Copy out each line of the data that holds the word "name".

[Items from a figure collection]
____________________

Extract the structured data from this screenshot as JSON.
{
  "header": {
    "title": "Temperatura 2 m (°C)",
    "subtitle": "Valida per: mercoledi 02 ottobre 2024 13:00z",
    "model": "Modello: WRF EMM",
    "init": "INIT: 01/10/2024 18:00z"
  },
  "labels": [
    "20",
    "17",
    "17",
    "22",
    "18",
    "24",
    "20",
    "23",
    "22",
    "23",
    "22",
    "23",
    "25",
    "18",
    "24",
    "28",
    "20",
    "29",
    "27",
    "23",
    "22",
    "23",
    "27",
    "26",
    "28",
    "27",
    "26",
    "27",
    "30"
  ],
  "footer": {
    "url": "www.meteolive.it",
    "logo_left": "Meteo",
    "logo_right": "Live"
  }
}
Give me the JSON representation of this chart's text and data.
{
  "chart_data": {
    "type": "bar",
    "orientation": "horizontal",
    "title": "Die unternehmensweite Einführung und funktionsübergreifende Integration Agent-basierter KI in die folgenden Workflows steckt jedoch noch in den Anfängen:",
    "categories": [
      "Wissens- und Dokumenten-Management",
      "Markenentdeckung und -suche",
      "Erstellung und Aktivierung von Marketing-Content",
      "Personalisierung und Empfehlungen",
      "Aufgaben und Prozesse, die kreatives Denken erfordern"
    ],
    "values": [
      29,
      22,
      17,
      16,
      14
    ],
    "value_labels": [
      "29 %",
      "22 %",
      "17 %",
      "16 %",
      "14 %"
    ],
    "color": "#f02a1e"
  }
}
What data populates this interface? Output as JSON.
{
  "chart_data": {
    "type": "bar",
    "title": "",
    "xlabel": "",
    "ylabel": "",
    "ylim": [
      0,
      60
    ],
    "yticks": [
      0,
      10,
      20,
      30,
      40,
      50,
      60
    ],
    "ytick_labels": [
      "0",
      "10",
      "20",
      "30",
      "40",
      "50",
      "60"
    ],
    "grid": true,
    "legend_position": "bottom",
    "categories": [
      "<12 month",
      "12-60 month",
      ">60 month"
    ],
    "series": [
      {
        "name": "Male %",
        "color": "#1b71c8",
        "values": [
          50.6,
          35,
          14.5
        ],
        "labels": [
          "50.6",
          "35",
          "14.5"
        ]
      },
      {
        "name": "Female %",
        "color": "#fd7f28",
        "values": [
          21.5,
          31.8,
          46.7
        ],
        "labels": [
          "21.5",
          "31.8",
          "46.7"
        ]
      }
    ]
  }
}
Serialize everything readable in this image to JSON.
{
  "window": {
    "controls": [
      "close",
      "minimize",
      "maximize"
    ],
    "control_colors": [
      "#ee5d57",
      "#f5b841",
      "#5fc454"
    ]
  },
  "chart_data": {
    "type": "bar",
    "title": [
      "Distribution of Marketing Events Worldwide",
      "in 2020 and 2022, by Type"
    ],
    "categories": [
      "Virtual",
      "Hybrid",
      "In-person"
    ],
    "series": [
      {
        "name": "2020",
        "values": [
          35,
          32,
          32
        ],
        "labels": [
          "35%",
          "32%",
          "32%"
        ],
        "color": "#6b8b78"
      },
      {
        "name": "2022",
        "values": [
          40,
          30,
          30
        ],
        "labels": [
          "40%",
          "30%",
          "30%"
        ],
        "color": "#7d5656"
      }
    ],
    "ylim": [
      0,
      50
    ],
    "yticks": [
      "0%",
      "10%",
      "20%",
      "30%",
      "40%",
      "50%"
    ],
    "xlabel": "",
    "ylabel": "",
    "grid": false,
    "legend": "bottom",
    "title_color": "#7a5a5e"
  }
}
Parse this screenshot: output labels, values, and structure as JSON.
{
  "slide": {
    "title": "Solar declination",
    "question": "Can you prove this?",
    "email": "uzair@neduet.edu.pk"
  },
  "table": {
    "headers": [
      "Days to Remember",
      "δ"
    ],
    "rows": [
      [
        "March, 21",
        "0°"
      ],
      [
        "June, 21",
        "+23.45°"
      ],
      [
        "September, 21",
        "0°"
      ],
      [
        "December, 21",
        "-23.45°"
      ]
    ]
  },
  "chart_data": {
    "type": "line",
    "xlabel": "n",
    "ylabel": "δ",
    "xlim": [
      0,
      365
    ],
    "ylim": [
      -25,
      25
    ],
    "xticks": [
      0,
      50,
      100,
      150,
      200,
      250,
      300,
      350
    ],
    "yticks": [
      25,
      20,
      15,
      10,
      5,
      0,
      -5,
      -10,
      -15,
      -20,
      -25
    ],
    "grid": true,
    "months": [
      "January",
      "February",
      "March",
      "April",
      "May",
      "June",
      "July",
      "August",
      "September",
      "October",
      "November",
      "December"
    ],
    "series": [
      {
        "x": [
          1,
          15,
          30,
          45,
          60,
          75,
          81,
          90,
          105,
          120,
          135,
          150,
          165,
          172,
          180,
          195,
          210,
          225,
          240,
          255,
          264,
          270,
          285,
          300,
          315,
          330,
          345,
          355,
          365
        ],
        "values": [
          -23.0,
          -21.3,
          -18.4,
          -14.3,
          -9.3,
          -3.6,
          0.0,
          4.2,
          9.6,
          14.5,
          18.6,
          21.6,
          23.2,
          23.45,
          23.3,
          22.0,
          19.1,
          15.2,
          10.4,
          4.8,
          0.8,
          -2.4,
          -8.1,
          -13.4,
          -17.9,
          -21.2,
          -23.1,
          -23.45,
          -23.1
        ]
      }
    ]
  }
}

____________________

■ **Result of the exercise**:
        "name": "Male %",
        "name": "Female %",
        "name": "2020",
        "name": "2022",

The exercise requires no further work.